*** RECORDS SUPPLIED Section Begins ***

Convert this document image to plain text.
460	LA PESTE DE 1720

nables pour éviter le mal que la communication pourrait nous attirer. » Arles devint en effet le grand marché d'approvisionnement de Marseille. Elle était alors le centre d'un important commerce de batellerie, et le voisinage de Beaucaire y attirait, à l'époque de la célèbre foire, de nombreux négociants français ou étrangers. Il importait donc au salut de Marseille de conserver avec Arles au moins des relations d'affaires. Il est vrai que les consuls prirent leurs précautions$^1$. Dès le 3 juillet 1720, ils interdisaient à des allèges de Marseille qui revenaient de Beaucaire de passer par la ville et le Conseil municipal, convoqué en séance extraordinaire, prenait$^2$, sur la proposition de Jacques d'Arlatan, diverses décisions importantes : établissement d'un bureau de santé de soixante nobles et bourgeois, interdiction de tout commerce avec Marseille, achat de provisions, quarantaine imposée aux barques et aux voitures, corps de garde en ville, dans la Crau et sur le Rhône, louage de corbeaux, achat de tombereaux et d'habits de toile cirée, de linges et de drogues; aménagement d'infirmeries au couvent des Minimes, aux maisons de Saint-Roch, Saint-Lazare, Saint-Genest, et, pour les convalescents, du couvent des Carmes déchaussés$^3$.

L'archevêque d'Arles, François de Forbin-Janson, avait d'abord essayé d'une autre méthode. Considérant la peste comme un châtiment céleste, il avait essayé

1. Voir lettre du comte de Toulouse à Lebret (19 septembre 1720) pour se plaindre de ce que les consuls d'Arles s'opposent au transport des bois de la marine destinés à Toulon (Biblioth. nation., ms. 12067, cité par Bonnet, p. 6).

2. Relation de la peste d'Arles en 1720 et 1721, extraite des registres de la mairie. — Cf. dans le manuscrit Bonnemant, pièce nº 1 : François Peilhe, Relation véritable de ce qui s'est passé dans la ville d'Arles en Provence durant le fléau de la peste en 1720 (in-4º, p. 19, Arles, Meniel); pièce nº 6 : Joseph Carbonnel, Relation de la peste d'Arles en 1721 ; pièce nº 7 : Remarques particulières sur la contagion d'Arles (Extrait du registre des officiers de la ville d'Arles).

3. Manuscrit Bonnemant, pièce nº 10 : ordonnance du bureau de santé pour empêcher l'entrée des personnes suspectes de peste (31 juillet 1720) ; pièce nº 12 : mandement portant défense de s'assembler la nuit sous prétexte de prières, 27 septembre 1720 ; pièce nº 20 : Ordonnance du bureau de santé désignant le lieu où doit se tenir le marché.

*** RECORDS SUPPLIED Section Ends ***

> **WHAT THE TASK ASKS**
Every piece of the data must be set down exactly. Omit nothing.

> **YOUR SOLUTION**
Convert this document image to plain text.
460	LA PESTE DE 1720

nables pour éviter le mal que la communication pourrait nous attirer. » Arles devint en effet le grand marché d'approvisionnement de Marseille. Elle était alors le centre d'un important commerce de batellerie, et le voisinage de Beaucaire y attirait, à l'époque de la célèbre foire, de nombreux négociants français ou étrangers. Il importait donc au salut de Marseille de conserver avec Arles au moins des relations d'affaires. Il est vrai que les consuls prirent leurs précautions$^1$. Dès le 3 juillet 1720, ils interdisaient à des allèges de Marseille qui revenaient de Beaucaire de passer par la ville et le Conseil municipal, convoqué en séance extraordinaire, prenait$^2$, sur la proposition de Jacques d'Arlatan, diverses décisions importantes : établissement d'un bureau de santé de soixante nobles et bourgeois, interdiction de tout commerce avec Marseille, achat de provisions, quarantaine imposée aux barques et aux voitures, corps de garde en ville, dans la Crau et sur le Rhône, louage de corbeaux, achat de tombereaux et d'habits de toile cirée, de linges et de drogues; aménagement d'infirmeries au couvent des Minimes, aux maisons de Saint-Roch, Saint-Lazare, Saint-Genest, et, pour les convalescents, du couvent des Carmes déchaussés$^3$.

L'archevêque d'Arles, François de Forbin-Janson, avait d'abord essayé d'une autre méthode. Considérant la peste comme un châtiment céleste, il avait essayé

1. Voir lettre du comte de Toulouse à Lebret (19 septembre 1720) pour se plaindre de ce que les consuls d'Arles s'opposent au transport des bois de la marine destinés à Toulon (Biblioth. nation., ms. 12067, cité par Bonnet, p. 6).

2. Relation de la peste d'Arles en 1720 et 1721, extraite des registres de la mairie. — Cf. dans le manuscrit Bonnemant, pièce nº 1 : François Peilhe, Relation véritable de ce qui s'est passé dans la ville d'Arles en Provence durant le fléau de la peste en 1720 (in-4º, p. 19, Arles, Meniel); pièce nº 6 : Joseph Carbonnel, Relation de la peste d'Arles en 1721 ; pièce nº 7 : Remarques particulières sur la contagion d'Arles (Extrait du registre des officiers de la ville d'Arles).

3. Manuscrit Bonnemant, pièce nº 10 : ordonnance du bureau de santé pour empêcher l'entrée des personnes suspectes de peste (31 juillet 1720) ; pièce nº 12 : mandement portant défense de s'assembler la nuit sous prétexte de prières, 27 septembre 1720 ; pièce nº 20 : Ordonnance du bureau de santé désignant le lieu où doit se tenir le marché.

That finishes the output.